閱讀文章
--
詳解傳奇盜號(區域網路受ARP欺騙攻擊)
【故障現象】當區域網路內某台主機執行ARP欺騙的木馬程序時,會欺騙區域網路內所有主機和安全網路閘道,讓所有上網的流量必須經過病毒主機。其他用戶原來直接通過安全網路閘道上網現在轉由通過病毒主機上網,切換的時候用戶會斷一次線。
切換到病毒主機上網後,如果用戶已經登入了傳奇服務器,那麼病毒主機就會經常偽造斷線的假像,那麼用戶就得重新登入傳奇服務器,這樣病毒主機就可以盜號了。
由於ARP欺騙的木馬程序發作的時候會發出大量的資料包導致區域網路通訊擁塞以及其自身處理能力的限制,用戶會感覺上網速度越來越慢。當ARP欺騙的木馬程序停止執行時,用戶會恢復從安全網路閘道上網,切換程序中用戶會再斷一次線。
【快速搜尋】在WebUI->系統狀態->系統資訊->系統歷史記錄中,看到大量如下的訊息:
MAC
SPOOF 192.168.16.200
MAC Old 00:01:6c:36:d1:7f
MAC New
00:05:5d:60:c7:18
這個消息代表了用戶的MAC位址發生了變化,在ARP欺騙木馬開始執行的時候,區域網路所有主機的MAC位址更新為病毒主機的MAC位址(即所有訊息的MAC
New位址都一致為病毒主機的MAC位址)。
同時在安全網路閘道的WebUI->進階組態->用戶管理->讀ARP表中看到所有用戶的MAC位址訊息都一樣,或者在WebUI->系統狀態->用戶統計中看到所有用戶的MAC位址訊息都一樣。
如果是在WebUI->系統狀態->系統資訊->系統歷史記錄中看到大量MAC
Old位址都一致,則說明區域網路內曾經出現過ARP欺騙(ARP欺騙的木馬程序停止執行時,主機在安全網路閘道上恢復其真實的MAC位址)。
在上面我們已經知道了使用ARP欺騙木馬的主機的MAC位址,那麼我們就可以使用NBTSCAN(下載位址:
http://www.utt.com.cn/upload/nbtscan.rar)工具來快速搜尋它。
NBTSCAN可以取到PC的真實IP位址和MAC位址,如果有」傳奇木馬」在做怪,可以找到裝有木馬的PC的IP/和MAC位址。
--
提供資料

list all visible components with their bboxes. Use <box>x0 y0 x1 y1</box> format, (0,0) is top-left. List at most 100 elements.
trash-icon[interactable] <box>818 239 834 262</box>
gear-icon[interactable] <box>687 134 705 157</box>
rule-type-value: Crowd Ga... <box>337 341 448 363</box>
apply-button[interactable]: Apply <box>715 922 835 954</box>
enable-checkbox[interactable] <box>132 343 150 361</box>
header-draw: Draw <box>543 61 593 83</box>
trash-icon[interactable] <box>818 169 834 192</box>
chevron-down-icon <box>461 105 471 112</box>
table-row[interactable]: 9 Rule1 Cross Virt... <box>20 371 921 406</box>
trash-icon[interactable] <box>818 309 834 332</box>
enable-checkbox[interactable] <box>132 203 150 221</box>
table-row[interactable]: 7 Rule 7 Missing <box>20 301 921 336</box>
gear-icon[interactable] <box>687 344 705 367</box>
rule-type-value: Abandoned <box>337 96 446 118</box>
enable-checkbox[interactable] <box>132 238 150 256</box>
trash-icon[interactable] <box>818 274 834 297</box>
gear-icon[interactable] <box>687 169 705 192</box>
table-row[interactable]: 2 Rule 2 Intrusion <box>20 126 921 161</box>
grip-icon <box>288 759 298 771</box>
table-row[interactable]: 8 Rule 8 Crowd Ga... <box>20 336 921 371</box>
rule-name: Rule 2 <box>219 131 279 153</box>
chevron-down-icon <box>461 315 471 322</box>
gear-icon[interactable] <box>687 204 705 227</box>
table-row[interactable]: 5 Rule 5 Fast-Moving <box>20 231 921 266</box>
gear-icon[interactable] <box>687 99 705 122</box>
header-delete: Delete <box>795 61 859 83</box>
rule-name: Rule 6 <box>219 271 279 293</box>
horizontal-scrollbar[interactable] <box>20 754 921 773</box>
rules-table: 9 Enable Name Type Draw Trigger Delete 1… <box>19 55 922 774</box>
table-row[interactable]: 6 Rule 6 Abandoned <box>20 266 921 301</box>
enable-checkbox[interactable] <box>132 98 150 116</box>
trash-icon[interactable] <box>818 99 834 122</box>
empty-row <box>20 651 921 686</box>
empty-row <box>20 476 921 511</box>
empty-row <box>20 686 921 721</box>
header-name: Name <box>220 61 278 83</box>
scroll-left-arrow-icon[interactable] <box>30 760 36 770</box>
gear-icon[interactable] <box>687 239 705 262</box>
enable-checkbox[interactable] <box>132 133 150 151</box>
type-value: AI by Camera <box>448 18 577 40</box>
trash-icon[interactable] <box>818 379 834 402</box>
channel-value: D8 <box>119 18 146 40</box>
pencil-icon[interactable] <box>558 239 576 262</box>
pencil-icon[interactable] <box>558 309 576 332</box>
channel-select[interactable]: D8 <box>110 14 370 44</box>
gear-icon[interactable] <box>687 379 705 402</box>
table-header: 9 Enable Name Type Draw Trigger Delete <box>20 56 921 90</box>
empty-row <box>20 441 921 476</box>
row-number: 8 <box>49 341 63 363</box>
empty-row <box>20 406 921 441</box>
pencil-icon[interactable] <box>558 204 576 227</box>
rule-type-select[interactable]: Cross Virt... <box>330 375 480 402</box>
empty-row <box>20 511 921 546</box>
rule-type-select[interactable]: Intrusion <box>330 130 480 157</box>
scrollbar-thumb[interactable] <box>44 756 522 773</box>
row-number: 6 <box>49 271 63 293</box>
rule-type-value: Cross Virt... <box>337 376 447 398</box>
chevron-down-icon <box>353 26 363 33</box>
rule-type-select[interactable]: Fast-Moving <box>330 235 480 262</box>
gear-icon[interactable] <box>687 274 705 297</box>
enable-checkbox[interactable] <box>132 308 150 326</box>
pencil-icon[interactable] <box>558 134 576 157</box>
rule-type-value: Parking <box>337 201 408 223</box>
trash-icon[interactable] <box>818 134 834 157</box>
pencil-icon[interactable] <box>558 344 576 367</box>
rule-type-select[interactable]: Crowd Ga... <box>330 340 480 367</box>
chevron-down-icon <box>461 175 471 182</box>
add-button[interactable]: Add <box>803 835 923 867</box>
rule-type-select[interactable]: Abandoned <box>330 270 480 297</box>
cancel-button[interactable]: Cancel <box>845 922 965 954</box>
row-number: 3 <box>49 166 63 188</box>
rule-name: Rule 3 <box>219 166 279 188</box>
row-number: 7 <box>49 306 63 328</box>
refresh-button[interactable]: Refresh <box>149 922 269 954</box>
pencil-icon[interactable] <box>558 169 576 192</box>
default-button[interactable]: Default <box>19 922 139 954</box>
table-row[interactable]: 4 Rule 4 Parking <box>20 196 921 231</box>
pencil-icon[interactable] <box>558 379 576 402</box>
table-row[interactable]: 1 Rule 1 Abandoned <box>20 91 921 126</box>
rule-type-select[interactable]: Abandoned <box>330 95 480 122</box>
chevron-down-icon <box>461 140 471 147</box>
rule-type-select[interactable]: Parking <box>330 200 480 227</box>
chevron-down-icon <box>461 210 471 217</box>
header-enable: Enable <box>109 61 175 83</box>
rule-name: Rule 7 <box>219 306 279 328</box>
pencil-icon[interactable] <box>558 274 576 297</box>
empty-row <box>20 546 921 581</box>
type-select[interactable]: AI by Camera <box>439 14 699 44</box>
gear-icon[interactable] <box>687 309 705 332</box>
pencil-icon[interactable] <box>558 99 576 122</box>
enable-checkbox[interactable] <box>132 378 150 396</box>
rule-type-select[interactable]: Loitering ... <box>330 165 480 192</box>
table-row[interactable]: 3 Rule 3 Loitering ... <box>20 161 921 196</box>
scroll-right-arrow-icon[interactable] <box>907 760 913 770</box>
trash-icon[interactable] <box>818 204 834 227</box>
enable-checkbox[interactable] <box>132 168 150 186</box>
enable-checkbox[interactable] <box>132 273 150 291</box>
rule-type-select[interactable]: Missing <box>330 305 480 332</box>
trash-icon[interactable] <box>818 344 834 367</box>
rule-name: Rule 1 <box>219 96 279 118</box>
--
任務要求 A
請列出關於ARP欺騙的文章中提到的所有不同的WebUI路徑,重複出現的只寫一次。
任務要求 B
請將關於ARP欺騙的文章中以「由於ARP欺騙的木馬程序發作的時候」開頭的段落改寫得更簡短,並保留主要事實。
任務要求 C
請接續關於ARP欺騙的文章的最後一句往下寫。

作答內容 A
1. WebUI->系統狀態->系統資訊->系統歷史記錄
2. WebUI->進階組態->用戶管理->讀ARP表
3. WebUI->系統狀態->用戶統計

作答內容 B
木馬發作時會發出大量資料包,使區域網路通訊擁塞,加上其自身處理能力有限,用戶上網會越來越慢。木馬停止執行後,用戶恢復經由安全網路閘道上網,切換時會再斷線一次。

作答內容 C
指令:「nbtscan
-r 192.168.16.0/24」(搜尋整個192.168.16.0/24網段,
即192.168.16.1-192.168.16.254);或「nbtscan 192.168.16.25-137」搜尋192.168.16.25-137
網段,即192.168.16.25-192.168.16.137。輸出結果第一列是IP位址,最後一列是MAC位址。
NBTSCAN的使用範例:
假設搜尋一台MAC位址為「000d870d585f」的病毒主機。
1)將壓縮包中的nbtscan.exe
和cygwin1.dll解壓縮放到c:\下。
2)在Windows開始à執行à開啟,輸入cmd(windows98輸入「command」),在出現的DOS視窗中輸入:C:\nbtscan
-r 192.168.16.1/24(這裡需要根據用戶實際網段輸入),Enter鍵。
3)通過查詢IP--MAC對應表,查出「000d870d585f」的病毒主機的IP位址為「192.168.16.223」。
【解決辦法】
採用雙向綁定的方法解決並且防止ARP欺騙。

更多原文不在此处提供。